*EXERCISE DATA*:
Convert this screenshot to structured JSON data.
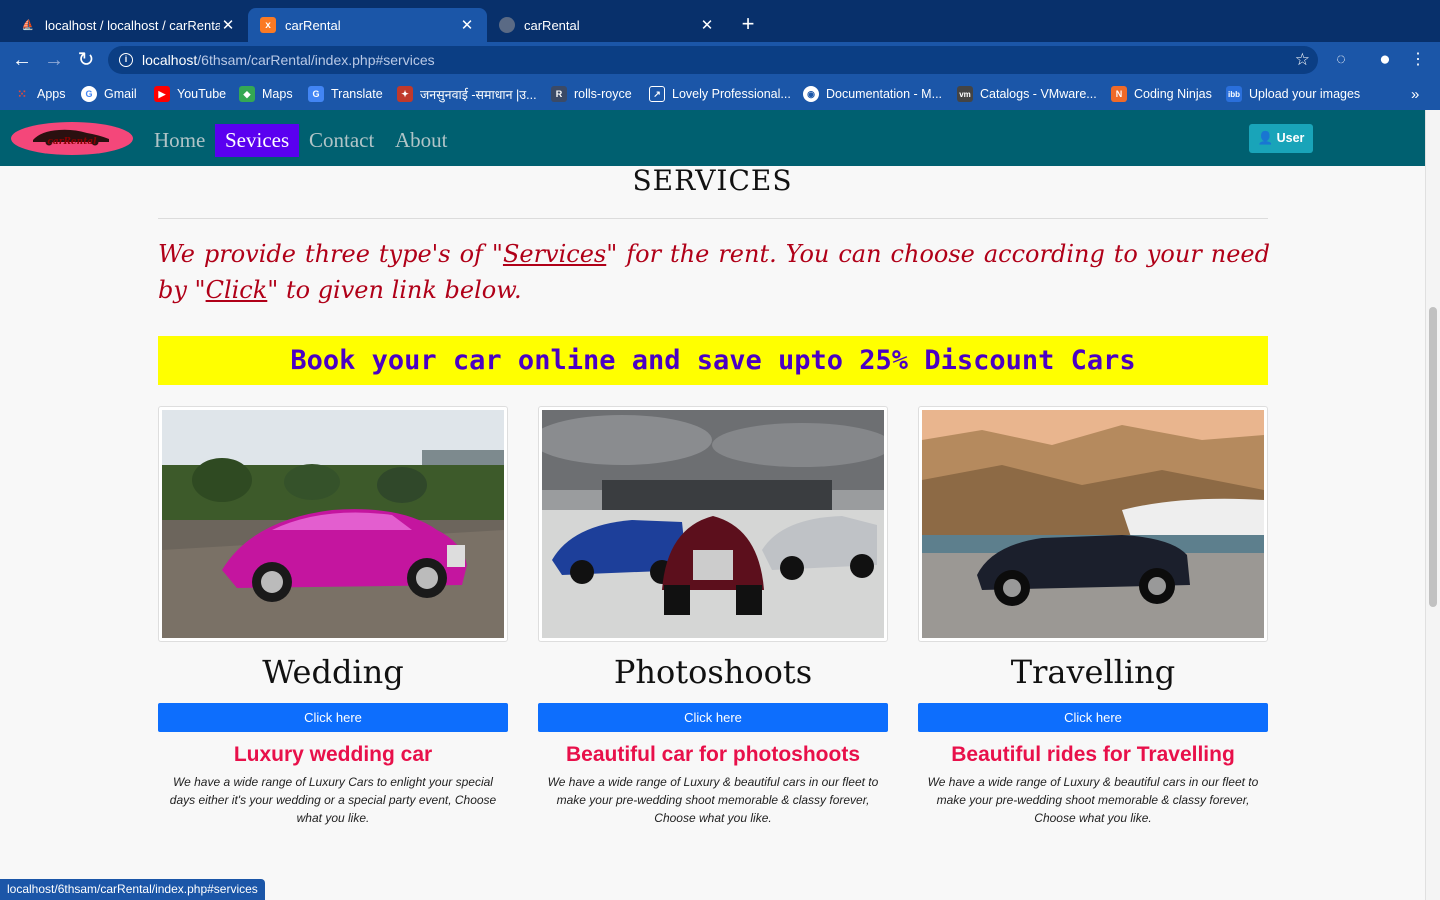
{
  "browser": {
    "tabs": [
      {
        "title": "localhost / localhost / carRental / c",
        "icon": "phpmyadmin-icon",
        "active": false
      },
      {
        "title": "carRental",
        "icon": "xampp-icon",
        "active": true
      },
      {
        "title": "carRental",
        "icon": "globe-icon",
        "active": false
      }
    ],
    "url_host": "localhost",
    "url_path": "/6thsam/carRental/index.php#services",
    "bookmarks": [
      {
        "label": "Apps",
        "icon": "apps-grid-icon",
        "color": "#e04a3a"
      },
      {
        "label": "Gmail",
        "icon": "google-icon",
        "color": "#ffffff"
      },
      {
        "label": "YouTube",
        "icon": "youtube-icon",
        "color": "#ff0000"
      },
      {
        "label": "Maps",
        "icon": "maps-icon",
        "color": "#34a853"
      },
      {
        "label": "Translate",
        "icon": "translate-icon",
        "color": "#4285f4"
      },
      {
        "label": "जनसुनवाई -समाधान |उ...",
        "icon": "emblem-icon",
        "color": "#c0392b"
      },
      {
        "label": "rolls-royce",
        "icon": "rolls-royce-icon",
        "color": "#3b4a66"
      },
      {
        "label": "Lovely Professional...",
        "icon": "external-link-icon",
        "color": "#1b56a8"
      },
      {
        "label": "Documentation - M...",
        "icon": "chrome-icon",
        "color": "#ffffff"
      },
      {
        "label": "Catalogs - VMware...",
        "icon": "vmware-icon",
        "color": "#444444"
      },
      {
        "label": "Coding Ninjas",
        "icon": "coding-ninjas-icon",
        "color": "#f06a28"
      },
      {
        "label": "Upload your images",
        "icon": "imgbb-icon",
        "color": "#2a6fdb"
      }
    ],
    "overflow": "»",
    "status_url": "localhost/6thsam/carRental/index.php#services"
  },
  "site": {
    "logo_text": "carRental",
    "nav": [
      {
        "label": "Home",
        "active": false
      },
      {
        "label": "Sevices",
        "active": true
      },
      {
        "label": "Contact",
        "active": false
      },
      {
        "label": "About",
        "active": false
      }
    ],
    "user_button": "User",
    "section_title": "SERVICES",
    "intro": {
      "part1": "We provide three type's of \"",
      "link1": "Services",
      "part2": "\" for the rent. You can choose according to your need by \"",
      "link2": "Click",
      "part3": "\" to given link below."
    },
    "promo": "Book your car online and save upto 25% Discount Cars",
    "cards": [
      {
        "title": "Wedding",
        "button": "Click here",
        "subtitle": "Luxury wedding car",
        "description": "We have a wide range of Luxury Cars to enlight your special days either it's your wedding or a special party event, Choose what you like."
      },
      {
        "title": "Photoshoots",
        "button": "Click here",
        "subtitle": "Beautiful car for photoshoots",
        "description": "We have a wide range of Luxury & beautiful cars in our fleet to make your pre-wedding shoot memorable & classy forever, Choose what you like."
      },
      {
        "title": "Travelling",
        "button": "Click here",
        "subtitle": "Beautiful rides for Travelling",
        "description": "We have a wide range of Luxury & beautiful cars in our fleet to make your pre-wedding shoot memorable & classy forever, Choose what you like."
      }
    ]
  },
  "colors": {
    "chrome_dark": "#08306b",
    "chrome": "#1b56a8",
    "site_nav": "#006070",
    "nav_active": "#5a00f0",
    "intro_text": "#b00018",
    "promo_bg": "#ffff00",
    "promo_text": "#4a00c4",
    "button": "#0d6efd",
    "subtitle": "#e8104a"
  }
}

*EXERCISE AIM*:
Exactly reproduce the entries above, minus the pictures.

*EXPECTED OUTPUT*:
Convert this screenshot to structured JSON data.
{
  "browser": {
    "tabs": [
      {
        "title": "localhost / localhost / carRental / c",
        "icon": "phpmyadmin-icon",
        "active": false
      },
      {
        "title": "carRental",
        "icon": "xampp-icon",
        "active": true
      },
      {
        "title": "carRental",
        "icon": "globe-icon",
        "active": false
      }
    ],
    "url_host": "localhost",
    "url_path": "/6thsam/carRental/index.php#services",
    "bookmarks": [
      {
        "label": "Apps",
        "icon": "apps-grid-icon",
        "color": "#e04a3a"
      },
      {
        "label": "Gmail",
        "icon": "google-icon",
        "color": "#ffffff"
      },
      {
        "label": "YouTube",
        "icon": "youtube-icon",
        "color": "#ff0000"
      },
      {
        "label": "Maps",
        "icon": "maps-icon",
        "color": "#34a853"
      },
      {
        "label": "Translate",
        "icon": "translate-icon",
        "color": "#4285f4"
      },
      {
        "label": "जनसुनवाई -समाधान |उ...",
        "icon": "emblem-icon",
        "color": "#c0392b"
      },
      {
        "label": "rolls-royce",
        "icon": "rolls-royce-icon",
        "color": "#3b4a66"
      },
      {
        "label": "Lovely Professional...",
        "icon": "external-link-icon",
        "color": "#1b56a8"
      },
      {
        "label": "Documentation - M...",
        "icon": "chrome-icon",
        "color": "#ffffff"
      },
      {
        "label": "Catalogs - VMware...",
        "icon": "vmware-icon",
        "color": "#444444"
      },
      {
        "label": "Coding Ninjas",
        "icon": "coding-ninjas-icon",
        "color": "#f06a28"
      },
      {
        "label": "Upload your images",
        "icon": "imgbb-icon",
        "color": "#2a6fdb"
      }
    ],
    "overflow": "»",
    "status_url": "localhost/6thsam/carRental/index.php#services"
  },
  "site": {
    "logo_text": "carRental",
    "nav": [
      {
        "label": "Home",
        "active": false
      },
      {
        "label": "Sevices",
        "active": true
      },
      {
        "label": "Contact",
        "active": false
      },
      {
        "label": "About",
        "active": false
      }
    ],
    "user_button": "User",
    "section_title": "SERVICES",
    "intro": {
      "part1": "We provide three type's of \"",
      "link1": "Services",
      "part2": "\" for the rent. You can choose according to your need by \"",
      "link2": "Click",
      "part3": "\" to given link below."
    },
    "promo": "Book your car online and save upto 25% Discount Cars",
    "cards": [
      {
        "title": "Wedding",
        "button": "Click here",
        "subtitle": "Luxury wedding car",
        "description": "We have a wide range of Luxury Cars to enlight your special days either it's your wedding or a special party event, Choose what you like."
      },
      {
        "title": "Photoshoots",
        "button": "Click here",
        "subtitle": "Beautiful car for photoshoots",
        "description": "We have a wide range of Luxury & beautiful cars in our fleet to make your pre-wedding shoot memorable & classy forever, Choose what you like."
      },
      {
        "title": "Travelling",
        "button": "Click here",
        "subtitle": "Beautiful rides for Travelling",
        "description": "We have a wide range of Luxury & beautiful cars in our fleet to make your pre-wedding shoot memorable & classy forever, Choose what you like."
      }
    ]
  },
  "colors": {
    "chrome_dark": "#08306b",
    "chrome": "#1b56a8",
    "site_nav": "#006070",
    "nav_active": "#5a00f0",
    "intro_text": "#b00018",
    "promo_bg": "#ffff00",
    "promo_text": "#4a00c4",
    "button": "#0d6efd",
    "subtitle": "#e8104a"
  }
}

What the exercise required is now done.